(Stored entries)
────────────────────────────────────────
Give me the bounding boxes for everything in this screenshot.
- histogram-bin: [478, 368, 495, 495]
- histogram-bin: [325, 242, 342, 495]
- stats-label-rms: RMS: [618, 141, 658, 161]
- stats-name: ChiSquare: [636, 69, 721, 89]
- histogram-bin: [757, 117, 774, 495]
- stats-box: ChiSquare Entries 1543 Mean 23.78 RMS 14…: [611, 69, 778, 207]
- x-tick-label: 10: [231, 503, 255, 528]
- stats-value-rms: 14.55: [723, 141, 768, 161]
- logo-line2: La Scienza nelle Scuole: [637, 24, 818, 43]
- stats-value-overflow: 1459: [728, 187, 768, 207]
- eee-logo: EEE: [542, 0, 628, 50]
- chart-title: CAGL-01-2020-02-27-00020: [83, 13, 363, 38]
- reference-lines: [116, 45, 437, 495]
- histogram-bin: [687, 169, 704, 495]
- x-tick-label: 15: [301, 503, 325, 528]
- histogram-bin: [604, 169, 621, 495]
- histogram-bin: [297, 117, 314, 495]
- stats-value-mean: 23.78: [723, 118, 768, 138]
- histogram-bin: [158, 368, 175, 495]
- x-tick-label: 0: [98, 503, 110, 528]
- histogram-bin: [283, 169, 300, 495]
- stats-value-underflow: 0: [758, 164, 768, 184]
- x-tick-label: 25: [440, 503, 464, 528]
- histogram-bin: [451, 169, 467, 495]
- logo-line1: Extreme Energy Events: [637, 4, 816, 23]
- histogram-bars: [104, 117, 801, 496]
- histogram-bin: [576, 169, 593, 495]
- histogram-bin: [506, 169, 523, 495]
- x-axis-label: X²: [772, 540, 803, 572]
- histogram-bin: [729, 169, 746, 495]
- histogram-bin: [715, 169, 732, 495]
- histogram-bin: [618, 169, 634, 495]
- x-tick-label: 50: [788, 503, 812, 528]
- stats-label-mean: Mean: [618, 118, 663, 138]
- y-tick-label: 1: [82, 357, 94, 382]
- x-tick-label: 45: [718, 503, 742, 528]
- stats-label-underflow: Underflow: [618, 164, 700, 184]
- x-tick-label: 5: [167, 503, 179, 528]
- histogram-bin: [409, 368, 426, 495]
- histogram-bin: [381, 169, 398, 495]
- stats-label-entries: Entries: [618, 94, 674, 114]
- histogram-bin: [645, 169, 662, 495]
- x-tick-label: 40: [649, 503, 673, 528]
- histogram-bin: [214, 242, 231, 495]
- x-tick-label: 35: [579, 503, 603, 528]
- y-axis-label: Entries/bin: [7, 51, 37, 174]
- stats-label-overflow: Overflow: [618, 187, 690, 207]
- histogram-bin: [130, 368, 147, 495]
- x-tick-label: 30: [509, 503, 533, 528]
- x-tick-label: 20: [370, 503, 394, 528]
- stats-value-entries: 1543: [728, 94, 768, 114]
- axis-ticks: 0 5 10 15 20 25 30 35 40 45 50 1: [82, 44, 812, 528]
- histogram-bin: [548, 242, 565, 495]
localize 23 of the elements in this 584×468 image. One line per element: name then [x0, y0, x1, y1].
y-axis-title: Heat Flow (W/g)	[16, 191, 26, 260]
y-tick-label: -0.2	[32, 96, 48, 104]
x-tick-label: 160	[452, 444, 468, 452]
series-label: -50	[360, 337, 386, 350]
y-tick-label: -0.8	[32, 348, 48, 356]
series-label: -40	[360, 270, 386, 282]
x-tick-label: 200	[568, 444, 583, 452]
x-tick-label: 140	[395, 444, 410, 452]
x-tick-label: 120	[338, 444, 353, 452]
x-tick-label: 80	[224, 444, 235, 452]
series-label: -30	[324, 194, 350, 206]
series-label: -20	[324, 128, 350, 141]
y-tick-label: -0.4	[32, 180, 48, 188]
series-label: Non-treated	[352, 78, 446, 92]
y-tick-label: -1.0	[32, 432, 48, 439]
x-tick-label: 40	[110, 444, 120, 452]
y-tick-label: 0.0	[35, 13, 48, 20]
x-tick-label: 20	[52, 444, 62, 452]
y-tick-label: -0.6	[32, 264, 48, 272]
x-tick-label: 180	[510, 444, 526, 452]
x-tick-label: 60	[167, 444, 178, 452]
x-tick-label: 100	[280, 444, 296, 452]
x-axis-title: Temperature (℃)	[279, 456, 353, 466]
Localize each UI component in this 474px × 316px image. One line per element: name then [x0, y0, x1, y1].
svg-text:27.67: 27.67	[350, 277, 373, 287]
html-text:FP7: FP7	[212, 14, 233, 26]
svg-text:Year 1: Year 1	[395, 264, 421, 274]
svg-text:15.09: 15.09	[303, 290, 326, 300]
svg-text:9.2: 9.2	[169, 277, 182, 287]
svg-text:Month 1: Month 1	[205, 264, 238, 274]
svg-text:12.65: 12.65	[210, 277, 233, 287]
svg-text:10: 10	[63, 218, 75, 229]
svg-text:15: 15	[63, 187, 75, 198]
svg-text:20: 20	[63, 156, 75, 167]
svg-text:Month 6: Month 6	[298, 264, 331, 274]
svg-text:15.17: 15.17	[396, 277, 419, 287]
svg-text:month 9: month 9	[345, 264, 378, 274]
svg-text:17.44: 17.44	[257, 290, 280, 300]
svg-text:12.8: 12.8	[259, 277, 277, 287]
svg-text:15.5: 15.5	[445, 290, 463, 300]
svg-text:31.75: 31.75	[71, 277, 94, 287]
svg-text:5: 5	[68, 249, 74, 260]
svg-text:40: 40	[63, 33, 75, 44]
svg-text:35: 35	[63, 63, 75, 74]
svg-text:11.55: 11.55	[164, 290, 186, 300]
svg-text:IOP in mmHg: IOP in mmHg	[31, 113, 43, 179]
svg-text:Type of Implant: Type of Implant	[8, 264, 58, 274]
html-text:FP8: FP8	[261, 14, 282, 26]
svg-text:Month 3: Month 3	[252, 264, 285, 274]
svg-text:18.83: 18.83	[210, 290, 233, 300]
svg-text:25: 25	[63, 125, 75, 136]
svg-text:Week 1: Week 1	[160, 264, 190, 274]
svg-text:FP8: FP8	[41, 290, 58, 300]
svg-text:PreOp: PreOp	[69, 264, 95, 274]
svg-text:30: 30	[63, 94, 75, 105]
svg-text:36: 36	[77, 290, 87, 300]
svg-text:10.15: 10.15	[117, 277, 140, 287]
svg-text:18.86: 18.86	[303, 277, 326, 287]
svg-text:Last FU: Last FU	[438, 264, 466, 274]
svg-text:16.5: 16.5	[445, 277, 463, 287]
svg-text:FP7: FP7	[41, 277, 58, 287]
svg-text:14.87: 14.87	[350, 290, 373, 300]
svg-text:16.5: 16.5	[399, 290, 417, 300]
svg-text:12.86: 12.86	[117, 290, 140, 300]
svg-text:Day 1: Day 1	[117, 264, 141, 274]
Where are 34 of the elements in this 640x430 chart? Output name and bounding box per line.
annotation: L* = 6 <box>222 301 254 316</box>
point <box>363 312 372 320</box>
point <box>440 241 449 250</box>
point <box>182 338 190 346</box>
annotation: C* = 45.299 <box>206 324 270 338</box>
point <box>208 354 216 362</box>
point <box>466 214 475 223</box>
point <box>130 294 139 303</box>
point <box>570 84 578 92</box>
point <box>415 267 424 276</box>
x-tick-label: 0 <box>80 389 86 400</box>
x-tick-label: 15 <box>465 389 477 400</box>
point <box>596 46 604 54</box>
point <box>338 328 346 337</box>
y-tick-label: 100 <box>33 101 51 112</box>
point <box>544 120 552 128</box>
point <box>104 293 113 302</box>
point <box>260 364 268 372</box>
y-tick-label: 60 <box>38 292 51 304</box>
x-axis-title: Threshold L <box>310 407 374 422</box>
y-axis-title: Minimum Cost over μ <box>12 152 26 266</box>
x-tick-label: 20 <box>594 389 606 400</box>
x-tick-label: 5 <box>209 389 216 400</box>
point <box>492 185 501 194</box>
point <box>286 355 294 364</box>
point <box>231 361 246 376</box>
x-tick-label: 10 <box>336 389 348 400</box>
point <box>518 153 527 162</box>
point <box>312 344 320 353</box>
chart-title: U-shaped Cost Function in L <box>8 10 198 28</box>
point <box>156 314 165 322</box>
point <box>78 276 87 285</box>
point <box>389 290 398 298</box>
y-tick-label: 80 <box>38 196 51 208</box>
────────────────────────────────────────
▶ [GIVEN EXERCISE]:
Return the rows word for word, from the first one through the line containing "- histogram-bars: [104, 117, 801, 496]".

▶ [FINAL RESULT]:
Give me the bounding boxes for everything in this screenshot.
- histogram-bin: [478, 368, 495, 495]
- histogram-bin: [325, 242, 342, 495]
- stats-label-rms: RMS: [618, 141, 658, 161]
- stats-name: ChiSquare: [636, 69, 721, 89]
- histogram-bin: [757, 117, 774, 495]
- stats-box: ChiSquare Entries 1543 Mean 23.78 RMS 14…: [611, 69, 778, 207]
- x-tick-label: 10: [231, 503, 255, 528]
- stats-value-rms: 14.55: [723, 141, 768, 161]
- logo-line2: La Scienza nelle Scuole: [637, 24, 818, 43]
- stats-value-overflow: 1459: [728, 187, 768, 207]
- eee-logo: EEE: [542, 0, 628, 50]
- chart-title: CAGL-01-2020-02-27-00020: [83, 13, 363, 38]
- reference-lines: [116, 45, 437, 495]
- histogram-bin: [687, 169, 704, 495]
- x-tick-label: 15: [301, 503, 325, 528]
- histogram-bin: [604, 169, 621, 495]
- histogram-bin: [297, 117, 314, 495]
- stats-value-mean: 23.78: [723, 118, 768, 138]
- histogram-bin: [158, 368, 175, 495]
- x-tick-label: 0: [98, 503, 110, 528]
- histogram-bin: [283, 169, 300, 495]
- stats-value-underflow: 0: [758, 164, 768, 184]
- x-tick-label: 25: [440, 503, 464, 528]
- histogram-bin: [451, 169, 467, 495]
- logo-line1: Extreme Energy Events: [637, 4, 816, 23]
- histogram-bars: [104, 117, 801, 496]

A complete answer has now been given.